▶ _Material shown_
## Start
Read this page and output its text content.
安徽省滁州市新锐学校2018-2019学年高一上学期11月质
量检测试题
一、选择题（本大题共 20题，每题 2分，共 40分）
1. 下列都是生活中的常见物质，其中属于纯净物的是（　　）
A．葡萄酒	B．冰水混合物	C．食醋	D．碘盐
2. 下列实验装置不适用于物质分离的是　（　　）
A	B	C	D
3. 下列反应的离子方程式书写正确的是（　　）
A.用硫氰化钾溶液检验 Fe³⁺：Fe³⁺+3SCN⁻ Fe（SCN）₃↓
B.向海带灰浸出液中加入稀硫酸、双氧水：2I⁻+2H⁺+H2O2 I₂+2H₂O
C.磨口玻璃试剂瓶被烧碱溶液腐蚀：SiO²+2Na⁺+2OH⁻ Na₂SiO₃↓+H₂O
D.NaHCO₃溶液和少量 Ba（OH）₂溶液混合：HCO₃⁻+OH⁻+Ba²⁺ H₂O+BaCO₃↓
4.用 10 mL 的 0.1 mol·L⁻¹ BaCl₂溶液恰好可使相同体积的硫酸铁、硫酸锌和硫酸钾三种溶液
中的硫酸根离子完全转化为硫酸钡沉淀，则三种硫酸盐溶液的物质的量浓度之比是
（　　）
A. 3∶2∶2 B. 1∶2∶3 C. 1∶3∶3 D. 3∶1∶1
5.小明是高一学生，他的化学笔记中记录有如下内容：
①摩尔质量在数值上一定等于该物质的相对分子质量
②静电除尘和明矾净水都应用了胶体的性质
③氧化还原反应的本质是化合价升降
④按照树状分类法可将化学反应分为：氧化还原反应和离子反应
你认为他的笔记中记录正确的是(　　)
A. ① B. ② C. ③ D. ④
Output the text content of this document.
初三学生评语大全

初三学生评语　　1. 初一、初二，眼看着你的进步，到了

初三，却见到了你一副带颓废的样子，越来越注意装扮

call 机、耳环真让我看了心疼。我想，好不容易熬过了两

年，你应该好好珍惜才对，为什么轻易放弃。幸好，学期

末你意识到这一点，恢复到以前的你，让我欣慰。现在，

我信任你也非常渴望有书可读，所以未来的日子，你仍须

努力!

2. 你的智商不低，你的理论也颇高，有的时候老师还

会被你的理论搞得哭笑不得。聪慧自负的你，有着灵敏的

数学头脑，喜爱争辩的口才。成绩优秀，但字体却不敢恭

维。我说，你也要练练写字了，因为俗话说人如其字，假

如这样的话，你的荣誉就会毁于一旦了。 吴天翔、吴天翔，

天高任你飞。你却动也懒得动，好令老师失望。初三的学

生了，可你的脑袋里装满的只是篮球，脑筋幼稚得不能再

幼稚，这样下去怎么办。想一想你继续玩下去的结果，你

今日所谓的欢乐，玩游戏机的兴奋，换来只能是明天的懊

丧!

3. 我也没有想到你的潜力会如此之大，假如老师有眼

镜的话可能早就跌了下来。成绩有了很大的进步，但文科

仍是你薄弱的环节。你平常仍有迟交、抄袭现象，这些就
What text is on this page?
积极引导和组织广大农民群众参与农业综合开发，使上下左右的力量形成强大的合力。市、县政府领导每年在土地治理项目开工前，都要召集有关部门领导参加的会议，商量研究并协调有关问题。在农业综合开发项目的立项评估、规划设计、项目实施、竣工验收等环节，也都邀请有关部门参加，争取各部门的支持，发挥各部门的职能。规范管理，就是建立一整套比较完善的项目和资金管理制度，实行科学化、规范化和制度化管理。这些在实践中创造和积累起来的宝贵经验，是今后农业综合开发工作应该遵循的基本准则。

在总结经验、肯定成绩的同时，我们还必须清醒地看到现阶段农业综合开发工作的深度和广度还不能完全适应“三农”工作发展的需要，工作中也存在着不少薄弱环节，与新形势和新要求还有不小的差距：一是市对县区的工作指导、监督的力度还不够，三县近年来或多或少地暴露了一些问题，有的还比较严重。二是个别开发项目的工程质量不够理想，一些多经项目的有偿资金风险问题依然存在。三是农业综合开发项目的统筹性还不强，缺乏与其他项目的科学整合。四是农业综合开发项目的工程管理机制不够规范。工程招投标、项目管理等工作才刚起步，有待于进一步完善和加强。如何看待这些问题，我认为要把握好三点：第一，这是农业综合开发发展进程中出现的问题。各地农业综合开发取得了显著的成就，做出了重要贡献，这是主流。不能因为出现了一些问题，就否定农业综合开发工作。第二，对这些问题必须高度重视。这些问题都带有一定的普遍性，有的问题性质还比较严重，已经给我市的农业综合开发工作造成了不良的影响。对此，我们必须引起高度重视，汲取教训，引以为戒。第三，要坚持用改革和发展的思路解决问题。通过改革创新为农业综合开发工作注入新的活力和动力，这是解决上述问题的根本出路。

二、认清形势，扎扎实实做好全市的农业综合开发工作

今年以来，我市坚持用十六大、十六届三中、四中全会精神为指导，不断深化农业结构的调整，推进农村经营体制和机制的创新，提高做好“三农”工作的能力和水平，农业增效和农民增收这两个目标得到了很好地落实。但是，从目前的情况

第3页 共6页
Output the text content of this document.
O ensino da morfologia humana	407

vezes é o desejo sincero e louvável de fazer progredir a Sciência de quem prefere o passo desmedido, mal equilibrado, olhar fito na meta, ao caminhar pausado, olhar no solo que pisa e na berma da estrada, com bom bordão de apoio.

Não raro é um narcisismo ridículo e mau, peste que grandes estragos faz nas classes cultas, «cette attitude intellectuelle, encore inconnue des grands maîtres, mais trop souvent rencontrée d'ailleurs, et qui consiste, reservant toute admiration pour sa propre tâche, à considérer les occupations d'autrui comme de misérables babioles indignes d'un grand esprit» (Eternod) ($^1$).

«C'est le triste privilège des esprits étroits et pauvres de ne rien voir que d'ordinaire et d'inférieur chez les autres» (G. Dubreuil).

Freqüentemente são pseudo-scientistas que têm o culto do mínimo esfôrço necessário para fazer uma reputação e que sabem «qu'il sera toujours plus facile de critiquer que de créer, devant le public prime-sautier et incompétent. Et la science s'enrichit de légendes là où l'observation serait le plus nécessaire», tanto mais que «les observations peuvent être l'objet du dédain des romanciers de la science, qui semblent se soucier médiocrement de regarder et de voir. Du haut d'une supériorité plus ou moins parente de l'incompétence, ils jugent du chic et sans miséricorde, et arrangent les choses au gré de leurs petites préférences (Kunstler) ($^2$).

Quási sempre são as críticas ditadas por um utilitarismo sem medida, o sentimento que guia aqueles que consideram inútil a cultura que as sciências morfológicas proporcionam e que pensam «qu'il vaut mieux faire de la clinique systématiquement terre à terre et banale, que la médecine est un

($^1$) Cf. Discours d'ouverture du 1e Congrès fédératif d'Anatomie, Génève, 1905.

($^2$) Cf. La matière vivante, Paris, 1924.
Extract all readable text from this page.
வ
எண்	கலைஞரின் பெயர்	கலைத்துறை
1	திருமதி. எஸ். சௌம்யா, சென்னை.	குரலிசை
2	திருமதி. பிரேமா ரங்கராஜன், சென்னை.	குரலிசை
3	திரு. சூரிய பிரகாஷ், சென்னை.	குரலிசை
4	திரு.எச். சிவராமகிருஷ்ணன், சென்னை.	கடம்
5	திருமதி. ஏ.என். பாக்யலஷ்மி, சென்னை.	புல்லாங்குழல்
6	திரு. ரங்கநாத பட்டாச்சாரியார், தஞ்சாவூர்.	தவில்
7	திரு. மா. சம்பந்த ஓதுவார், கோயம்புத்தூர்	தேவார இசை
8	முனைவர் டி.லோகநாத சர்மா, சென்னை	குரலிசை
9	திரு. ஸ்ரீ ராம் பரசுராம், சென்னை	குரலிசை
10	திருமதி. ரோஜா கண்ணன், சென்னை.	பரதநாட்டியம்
## End
▶ _Given exercise_
Each line holding "text" must be found and copied.

▶ _Answer to this problem_
Read this page and output its text content.
Output the text content of this document.
What text is on this page?
Output the text content of this document.
Extract all readable text from this page.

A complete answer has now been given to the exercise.